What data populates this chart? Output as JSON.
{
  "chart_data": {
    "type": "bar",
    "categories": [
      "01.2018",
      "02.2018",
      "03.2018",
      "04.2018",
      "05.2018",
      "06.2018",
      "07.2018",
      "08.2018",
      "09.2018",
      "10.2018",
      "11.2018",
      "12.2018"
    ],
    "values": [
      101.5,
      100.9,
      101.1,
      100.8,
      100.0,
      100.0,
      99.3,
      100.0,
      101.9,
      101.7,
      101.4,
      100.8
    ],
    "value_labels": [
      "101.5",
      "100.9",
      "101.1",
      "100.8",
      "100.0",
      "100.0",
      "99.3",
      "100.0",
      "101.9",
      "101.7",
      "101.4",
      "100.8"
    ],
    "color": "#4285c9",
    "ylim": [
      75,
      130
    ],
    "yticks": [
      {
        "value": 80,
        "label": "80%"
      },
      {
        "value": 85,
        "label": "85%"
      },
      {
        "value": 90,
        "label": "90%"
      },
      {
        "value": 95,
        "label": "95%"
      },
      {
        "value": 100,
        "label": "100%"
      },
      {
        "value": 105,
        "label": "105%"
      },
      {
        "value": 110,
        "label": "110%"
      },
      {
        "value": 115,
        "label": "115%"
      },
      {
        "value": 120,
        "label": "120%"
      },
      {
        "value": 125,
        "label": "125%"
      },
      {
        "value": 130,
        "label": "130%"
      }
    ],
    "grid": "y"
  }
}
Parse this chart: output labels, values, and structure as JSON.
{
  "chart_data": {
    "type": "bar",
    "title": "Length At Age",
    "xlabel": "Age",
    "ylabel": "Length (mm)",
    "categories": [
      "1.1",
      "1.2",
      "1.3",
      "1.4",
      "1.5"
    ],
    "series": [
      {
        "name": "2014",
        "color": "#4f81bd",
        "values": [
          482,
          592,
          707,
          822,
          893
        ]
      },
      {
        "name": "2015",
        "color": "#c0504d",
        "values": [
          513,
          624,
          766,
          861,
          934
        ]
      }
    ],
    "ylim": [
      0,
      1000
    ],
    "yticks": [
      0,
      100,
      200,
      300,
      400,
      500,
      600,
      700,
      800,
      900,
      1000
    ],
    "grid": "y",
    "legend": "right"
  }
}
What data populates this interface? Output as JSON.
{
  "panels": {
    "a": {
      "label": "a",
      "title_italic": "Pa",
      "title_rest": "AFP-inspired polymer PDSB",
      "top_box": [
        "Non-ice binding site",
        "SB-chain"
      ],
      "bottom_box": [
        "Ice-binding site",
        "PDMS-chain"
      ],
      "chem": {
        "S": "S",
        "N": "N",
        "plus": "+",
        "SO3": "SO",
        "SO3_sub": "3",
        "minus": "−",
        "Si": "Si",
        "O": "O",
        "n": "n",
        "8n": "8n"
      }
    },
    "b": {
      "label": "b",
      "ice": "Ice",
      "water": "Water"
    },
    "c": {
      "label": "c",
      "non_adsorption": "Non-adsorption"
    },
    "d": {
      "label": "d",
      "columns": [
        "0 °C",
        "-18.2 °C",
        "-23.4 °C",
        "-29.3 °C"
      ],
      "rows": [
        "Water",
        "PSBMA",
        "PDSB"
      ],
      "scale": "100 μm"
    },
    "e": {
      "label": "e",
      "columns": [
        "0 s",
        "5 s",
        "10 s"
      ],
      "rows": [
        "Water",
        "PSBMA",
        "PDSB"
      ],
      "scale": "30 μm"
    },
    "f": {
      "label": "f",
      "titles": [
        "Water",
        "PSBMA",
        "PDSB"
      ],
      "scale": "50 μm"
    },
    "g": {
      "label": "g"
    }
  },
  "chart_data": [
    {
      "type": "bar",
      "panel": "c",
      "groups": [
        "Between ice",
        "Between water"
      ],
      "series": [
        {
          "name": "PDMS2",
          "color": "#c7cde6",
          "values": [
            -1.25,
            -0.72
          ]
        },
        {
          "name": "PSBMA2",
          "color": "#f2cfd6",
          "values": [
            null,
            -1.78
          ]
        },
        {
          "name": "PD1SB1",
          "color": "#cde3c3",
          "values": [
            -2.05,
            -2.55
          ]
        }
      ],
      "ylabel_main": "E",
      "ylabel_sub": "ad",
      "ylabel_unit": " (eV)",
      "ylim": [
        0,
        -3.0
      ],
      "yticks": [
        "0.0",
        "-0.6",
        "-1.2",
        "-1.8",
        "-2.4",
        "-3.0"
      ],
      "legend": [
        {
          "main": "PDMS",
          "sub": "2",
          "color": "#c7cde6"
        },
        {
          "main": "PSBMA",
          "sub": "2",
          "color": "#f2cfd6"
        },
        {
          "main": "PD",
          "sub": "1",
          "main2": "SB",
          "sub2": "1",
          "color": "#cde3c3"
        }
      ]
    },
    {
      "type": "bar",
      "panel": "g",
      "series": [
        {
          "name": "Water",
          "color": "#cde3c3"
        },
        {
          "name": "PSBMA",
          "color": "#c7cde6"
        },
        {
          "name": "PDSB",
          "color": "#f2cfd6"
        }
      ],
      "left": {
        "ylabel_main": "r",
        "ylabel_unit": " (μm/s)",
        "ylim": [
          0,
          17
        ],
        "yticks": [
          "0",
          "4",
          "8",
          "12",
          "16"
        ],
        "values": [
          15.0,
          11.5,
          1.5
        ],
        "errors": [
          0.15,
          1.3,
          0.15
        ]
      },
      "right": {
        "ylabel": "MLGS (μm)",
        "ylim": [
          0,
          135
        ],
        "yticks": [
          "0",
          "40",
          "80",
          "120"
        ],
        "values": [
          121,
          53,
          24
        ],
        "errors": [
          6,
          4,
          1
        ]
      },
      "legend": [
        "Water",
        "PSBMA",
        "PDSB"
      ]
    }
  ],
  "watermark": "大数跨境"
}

■ **TASK TO COMPLETE**
Quote every entry exactly.

■ **CORRECT OUTPUT**
What data populates this chart? Output as JSON.
{
  "chart_data": {
    "type": "bar",
    "categories": [
      "01.2018",
      "02.2018",
      "03.2018",
      "04.2018",
      "05.2018",
      "06.2018",
      "07.2018",
      "08.2018",
      "09.2018",
      "10.2018",
      "11.2018",
      "12.2018"
    ],
    "values": [
      101.5,
      100.9,
      101.1,
      100.8,
      100.0,
      100.0,
      99.3,
      100.0,
      101.9,
      101.7,
      101.4,
      100.8
    ],
    "value_labels": [
      "101.5",
      "100.9",
      "101.1",
      "100.8",
      "100.0",
      "100.0",
      "99.3",
      "100.0",
      "101.9",
      "101.7",
      "101.4",
      "100.8"
    ],
    "color": "#4285c9",
    "ylim": [
      75,
      130
    ],
    "yticks": [
      {
        "value": 80,
        "label": "80%"
      },
      {
        "value": 85,
        "label": "85%"
      },
      {
        "value": 90,
        "label": "90%"
      },
      {
        "value": 95,
        "label": "95%"
      },
      {
        "value": 100,
        "label": "100%"
      },
      {
        "value": 105,
        "label": "105%"
      },
      {
        "value": 110,
        "label": "110%"
      },
      {
        "value": 115,
        "label": "115%"
      },
      {
        "value": 120,
        "label": "120%"
      },
      {
        "value": 125,
        "label": "125%"
      },
      {
        "value": 130,
        "label": "130%"
      }
    ],
    "grid": "y"
  }
}
Parse this chart: output labels, values, and structure as JSON.
{
  "chart_data": {
    "type": "bar",
    "title": "Length At Age",
    "xlabel": "Age",
    "ylabel": "Length (mm)",
    "categories": [
      "1.1",
      "1.2",
      "1.3",
      "1.4",
      "1.5"
    ],
    "series": [
      {
        "name": "2014",
        "color": "#4f81bd",
        "values": [
          482,
          592,
          707,
          822,
          893
        ]
      },
      {
        "name": "2015",
        "color": "#c0504d",
        "values": [
          513,
          624,
          766,
          861,
          934
        ]
      }
    ],
    "ylim": [
      0,
      1000
    ],
    "yticks": [
      0,
      100,
      200,
      300,
      400,
      500,
      600,
      700,
      800,
      900,
      1000
    ],
    "grid": "y",
    "legend": "right"
  }
}
What data populates this interface? Output as JSON.
{
  "panels": {
    "a": {
      "label": "a",
      "title_italic": "Pa",
      "title_rest": "AFP-inspired polymer PDSB",
      "top_box": [
        "Non-ice binding site",
        "SB-chain"
      ],
      "bottom_box": [
        "Ice-binding site",
        "PDMS-chain"
      ],
      "chem": {
        "S": "S",
        "N": "N",
        "plus": "+",
        "SO3": "SO",
        "SO3_sub": "3",
        "minus": "−",
        "Si": "Si",
        "O": "O",
        "n": "n",
        "8n": "8n"
      }
    },
    "b": {
      "label": "b",
      "ice": "Ice",
      "water": "Water"
    },
    "c": {
      "label": "c",
      "non_adsorption": "Non-adsorption"
    },
    "d": {
      "label": "d",
      "columns": [
        "0 °C",
        "-18.2 °C",
        "-23.4 °C",
        "-29.3 °C"
      ],
      "rows": [
        "Water",
        "PSBMA",
        "PDSB"
      ],
      "scale": "100 μm"
    },
    "e": {
      "label": "e",
      "columns": [
        "0 s",
        "5 s",
        "10 s"
      ],
      "rows": [
        "Water",
        "PSBMA",
        "PDSB"
      ],
      "scale": "30 μm"
    },
    "f": {
      "label": "f",
      "titles": [
        "Water",
        "PSBMA",
        "PDSB"
      ],
      "scale": "50 μm"
    },
    "g": {
      "label": "g"
    }
  },
  "chart_data": [
    {
      "type": "bar",
      "panel": "c",
      "groups": [
        "Between ice",
        "Between water"
      ],
      "series": [
        {
          "name": "PDMS2",
          "color": "#c7cde6",
          "values": [
            -1.25,
            -0.72
          ]
        },
        {
          "name": "PSBMA2",
          "color": "#f2cfd6",
          "values": [
            null,
            -1.78
          ]
        },
        {
          "name": "PD1SB1",
          "color": "#cde3c3",
          "values": [
            -2.05,
            -2.55
          ]
        }
      ],
      "ylabel_main": "E",
      "ylabel_sub": "ad",
      "ylabel_unit": " (eV)",
      "ylim": [
        0,
        -3.0
      ],
      "yticks": [
        "0.0",
        "-0.6",
        "-1.2",
        "-1.8",
        "-2.4",
        "-3.0"
      ],
      "legend": [
        {
          "main": "PDMS",
          "sub": "2",
          "color": "#c7cde6"
        },
        {
          "main": "PSBMA",
          "sub": "2",
          "color": "#f2cfd6"
        },
        {
          "main": "PD",
          "sub": "1",
          "main2": "SB",
          "sub2": "1",
          "color": "#cde3c3"
        }
      ]
    },
    {
      "type": "bar",
      "panel": "g",
      "series": [
        {
          "name": "Water",
          "color": "#cde3c3"
        },
        {
          "name": "PSBMA",
          "color": "#c7cde6"
        },
        {
          "name": "PDSB",
          "color": "#f2cfd6"
        }
      ],
      "left": {
        "ylabel_main": "r",
        "ylabel_unit": " (μm/s)",
        "ylim": [
          0,
          17
        ],
        "yticks": [
          "0",
          "4",
          "8",
          "12",
          "16"
        ],
        "values": [
          15.0,
          11.5,
          1.5
        ],
        "errors": [
          0.15,
          1.3,
          0.15
        ]
      },
      "right": {
        "ylabel": "MLGS (μm)",
        "ylim": [
          0,
          135
        ],
        "yticks": [
          "0",
          "40",
          "80",
          "120"
        ],
        "values": [
          121,
          53,
          24
        ],
        "errors": [
          6,
          4,
          1
        ]
      },
      "legend": [
        "Water",
        "PSBMA",
        "PDSB"
      ]
    }
  ],
  "watermark": "大数跨境"
}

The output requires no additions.